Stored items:
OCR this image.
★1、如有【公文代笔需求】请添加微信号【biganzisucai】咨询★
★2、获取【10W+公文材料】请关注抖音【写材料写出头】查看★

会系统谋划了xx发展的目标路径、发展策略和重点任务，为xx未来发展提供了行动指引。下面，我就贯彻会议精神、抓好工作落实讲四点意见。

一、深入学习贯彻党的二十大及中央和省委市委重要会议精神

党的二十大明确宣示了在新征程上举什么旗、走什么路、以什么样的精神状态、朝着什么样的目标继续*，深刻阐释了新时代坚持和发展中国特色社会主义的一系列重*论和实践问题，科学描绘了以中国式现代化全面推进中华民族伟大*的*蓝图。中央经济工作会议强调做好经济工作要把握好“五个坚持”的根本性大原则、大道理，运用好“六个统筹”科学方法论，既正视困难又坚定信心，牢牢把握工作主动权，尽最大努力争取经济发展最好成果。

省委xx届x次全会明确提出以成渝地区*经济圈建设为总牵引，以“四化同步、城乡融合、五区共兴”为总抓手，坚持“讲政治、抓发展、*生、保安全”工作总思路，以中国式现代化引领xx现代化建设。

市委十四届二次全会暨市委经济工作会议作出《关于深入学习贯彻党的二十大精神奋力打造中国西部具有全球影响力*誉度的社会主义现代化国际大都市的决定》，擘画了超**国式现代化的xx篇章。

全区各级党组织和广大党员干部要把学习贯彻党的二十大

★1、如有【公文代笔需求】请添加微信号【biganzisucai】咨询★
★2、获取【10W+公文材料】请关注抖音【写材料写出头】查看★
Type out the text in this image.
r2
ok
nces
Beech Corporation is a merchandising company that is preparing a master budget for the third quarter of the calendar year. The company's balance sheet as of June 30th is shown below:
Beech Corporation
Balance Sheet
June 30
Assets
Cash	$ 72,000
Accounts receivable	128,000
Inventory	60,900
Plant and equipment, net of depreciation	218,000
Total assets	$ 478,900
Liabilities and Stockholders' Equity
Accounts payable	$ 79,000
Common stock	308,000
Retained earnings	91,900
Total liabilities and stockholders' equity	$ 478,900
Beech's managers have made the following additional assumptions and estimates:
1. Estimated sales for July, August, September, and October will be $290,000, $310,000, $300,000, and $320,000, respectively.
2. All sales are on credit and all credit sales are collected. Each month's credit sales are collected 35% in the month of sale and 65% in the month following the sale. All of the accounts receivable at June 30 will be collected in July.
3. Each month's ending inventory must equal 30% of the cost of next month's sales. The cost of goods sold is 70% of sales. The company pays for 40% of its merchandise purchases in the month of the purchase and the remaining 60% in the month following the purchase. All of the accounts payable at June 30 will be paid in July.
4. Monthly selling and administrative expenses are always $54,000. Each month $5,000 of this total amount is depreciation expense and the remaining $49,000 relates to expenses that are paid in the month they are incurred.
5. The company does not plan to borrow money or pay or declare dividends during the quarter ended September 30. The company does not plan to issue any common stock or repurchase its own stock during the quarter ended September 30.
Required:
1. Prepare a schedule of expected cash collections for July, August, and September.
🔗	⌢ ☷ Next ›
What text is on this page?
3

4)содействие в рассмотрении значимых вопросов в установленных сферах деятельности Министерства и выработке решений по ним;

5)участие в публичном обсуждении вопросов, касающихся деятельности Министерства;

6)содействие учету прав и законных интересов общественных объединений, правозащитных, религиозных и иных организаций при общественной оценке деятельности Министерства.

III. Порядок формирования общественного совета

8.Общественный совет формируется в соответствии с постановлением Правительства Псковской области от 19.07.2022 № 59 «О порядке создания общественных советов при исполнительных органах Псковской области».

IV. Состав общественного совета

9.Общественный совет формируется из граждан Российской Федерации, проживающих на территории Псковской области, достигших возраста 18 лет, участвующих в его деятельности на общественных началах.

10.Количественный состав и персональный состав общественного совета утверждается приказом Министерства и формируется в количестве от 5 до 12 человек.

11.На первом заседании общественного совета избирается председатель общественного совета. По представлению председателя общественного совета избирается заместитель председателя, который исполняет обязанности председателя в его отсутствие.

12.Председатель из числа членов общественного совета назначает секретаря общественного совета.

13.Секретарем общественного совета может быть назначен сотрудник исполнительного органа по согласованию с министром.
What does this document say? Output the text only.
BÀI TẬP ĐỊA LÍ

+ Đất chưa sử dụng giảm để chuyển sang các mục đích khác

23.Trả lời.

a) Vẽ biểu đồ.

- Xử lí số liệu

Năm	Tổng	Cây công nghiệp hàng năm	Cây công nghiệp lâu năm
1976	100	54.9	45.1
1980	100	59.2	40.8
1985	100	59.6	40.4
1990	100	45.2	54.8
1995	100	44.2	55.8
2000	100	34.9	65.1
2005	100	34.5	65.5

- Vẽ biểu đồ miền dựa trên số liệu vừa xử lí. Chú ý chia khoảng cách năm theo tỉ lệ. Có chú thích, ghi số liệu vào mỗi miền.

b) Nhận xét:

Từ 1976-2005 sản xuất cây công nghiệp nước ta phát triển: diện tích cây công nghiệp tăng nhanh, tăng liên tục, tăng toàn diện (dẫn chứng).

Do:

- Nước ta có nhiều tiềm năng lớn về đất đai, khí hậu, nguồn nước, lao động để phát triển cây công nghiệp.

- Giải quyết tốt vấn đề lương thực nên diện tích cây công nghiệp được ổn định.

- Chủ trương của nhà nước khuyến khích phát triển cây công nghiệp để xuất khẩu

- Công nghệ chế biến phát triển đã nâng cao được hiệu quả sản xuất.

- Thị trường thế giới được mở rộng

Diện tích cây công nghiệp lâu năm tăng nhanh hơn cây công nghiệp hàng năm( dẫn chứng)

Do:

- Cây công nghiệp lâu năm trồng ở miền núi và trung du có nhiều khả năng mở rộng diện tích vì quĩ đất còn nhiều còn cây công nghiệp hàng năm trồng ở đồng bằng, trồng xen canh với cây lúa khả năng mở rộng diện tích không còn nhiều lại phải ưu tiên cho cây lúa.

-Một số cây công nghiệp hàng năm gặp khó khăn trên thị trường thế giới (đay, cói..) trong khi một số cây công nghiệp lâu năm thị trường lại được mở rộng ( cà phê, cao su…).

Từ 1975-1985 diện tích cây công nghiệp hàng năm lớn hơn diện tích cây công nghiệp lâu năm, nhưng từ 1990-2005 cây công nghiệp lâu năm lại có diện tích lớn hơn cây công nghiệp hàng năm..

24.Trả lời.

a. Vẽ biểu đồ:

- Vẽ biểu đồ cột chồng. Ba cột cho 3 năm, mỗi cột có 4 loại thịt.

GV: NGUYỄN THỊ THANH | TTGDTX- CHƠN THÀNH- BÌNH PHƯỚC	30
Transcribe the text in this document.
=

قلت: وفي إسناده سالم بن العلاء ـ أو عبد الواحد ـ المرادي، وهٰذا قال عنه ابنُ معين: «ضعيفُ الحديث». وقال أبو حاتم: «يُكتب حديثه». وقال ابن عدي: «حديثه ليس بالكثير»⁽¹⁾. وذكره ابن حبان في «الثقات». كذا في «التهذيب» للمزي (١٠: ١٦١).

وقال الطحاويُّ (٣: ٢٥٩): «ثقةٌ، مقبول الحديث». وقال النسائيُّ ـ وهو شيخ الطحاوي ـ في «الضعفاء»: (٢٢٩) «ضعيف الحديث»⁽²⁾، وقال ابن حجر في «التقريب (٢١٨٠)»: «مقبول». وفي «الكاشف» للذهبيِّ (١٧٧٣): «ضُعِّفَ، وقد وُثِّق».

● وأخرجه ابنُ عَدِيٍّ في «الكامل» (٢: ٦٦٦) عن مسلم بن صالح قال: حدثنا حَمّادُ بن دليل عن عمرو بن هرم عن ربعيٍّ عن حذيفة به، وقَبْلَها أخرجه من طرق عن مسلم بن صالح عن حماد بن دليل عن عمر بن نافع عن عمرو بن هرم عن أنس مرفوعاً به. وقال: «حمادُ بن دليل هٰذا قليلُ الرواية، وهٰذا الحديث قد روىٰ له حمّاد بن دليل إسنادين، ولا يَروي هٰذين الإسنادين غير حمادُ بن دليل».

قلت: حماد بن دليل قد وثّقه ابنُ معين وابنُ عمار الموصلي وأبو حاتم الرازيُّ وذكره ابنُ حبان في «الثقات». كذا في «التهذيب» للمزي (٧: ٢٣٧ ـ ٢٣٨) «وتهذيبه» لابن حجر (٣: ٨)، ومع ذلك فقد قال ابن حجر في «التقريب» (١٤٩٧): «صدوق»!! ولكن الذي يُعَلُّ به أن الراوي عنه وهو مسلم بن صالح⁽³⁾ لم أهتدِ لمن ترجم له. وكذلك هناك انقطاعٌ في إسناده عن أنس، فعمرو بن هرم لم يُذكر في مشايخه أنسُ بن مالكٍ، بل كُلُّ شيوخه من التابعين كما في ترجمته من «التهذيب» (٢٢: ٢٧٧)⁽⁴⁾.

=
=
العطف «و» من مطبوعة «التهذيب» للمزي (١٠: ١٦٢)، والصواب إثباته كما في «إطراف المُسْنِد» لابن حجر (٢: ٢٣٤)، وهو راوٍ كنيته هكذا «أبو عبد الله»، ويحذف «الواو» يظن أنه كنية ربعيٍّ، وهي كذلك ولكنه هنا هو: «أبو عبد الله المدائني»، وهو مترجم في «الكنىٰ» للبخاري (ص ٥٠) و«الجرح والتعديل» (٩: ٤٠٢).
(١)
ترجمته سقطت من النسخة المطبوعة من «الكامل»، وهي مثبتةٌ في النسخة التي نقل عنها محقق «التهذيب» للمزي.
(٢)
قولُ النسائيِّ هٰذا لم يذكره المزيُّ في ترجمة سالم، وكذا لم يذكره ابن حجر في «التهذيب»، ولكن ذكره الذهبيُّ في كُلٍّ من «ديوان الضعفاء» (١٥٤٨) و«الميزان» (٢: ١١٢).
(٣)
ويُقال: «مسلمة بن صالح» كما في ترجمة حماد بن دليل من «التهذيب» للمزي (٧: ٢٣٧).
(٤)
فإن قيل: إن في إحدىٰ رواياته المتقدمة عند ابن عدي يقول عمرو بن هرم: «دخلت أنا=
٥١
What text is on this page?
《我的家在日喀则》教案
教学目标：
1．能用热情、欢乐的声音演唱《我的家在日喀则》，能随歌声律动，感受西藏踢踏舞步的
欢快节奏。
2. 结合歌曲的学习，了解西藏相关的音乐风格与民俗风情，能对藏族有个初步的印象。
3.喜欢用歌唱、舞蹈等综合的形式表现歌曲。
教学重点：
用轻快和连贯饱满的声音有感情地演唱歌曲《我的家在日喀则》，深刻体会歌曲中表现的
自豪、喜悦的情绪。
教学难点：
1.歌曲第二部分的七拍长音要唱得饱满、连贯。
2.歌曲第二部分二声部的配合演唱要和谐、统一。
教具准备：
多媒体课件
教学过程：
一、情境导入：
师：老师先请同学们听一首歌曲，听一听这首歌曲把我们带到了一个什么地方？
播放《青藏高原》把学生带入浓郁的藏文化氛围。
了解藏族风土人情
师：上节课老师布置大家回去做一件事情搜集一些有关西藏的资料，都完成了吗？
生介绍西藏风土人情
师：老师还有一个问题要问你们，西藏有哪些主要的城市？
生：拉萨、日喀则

▶ [GOAL]:
Scan the material above. Extract every line in which the word "liệu" occurs.

▶ [WRITTEN ANSWER]:
- Xử lí số liệu
- Vẽ biểu đồ miền dựa trên số liệu vừa xử lí. Chú ý chia khoảng cách năm theo tỉ lệ. Có chú thích, ghi số liệu vào mỗi miền.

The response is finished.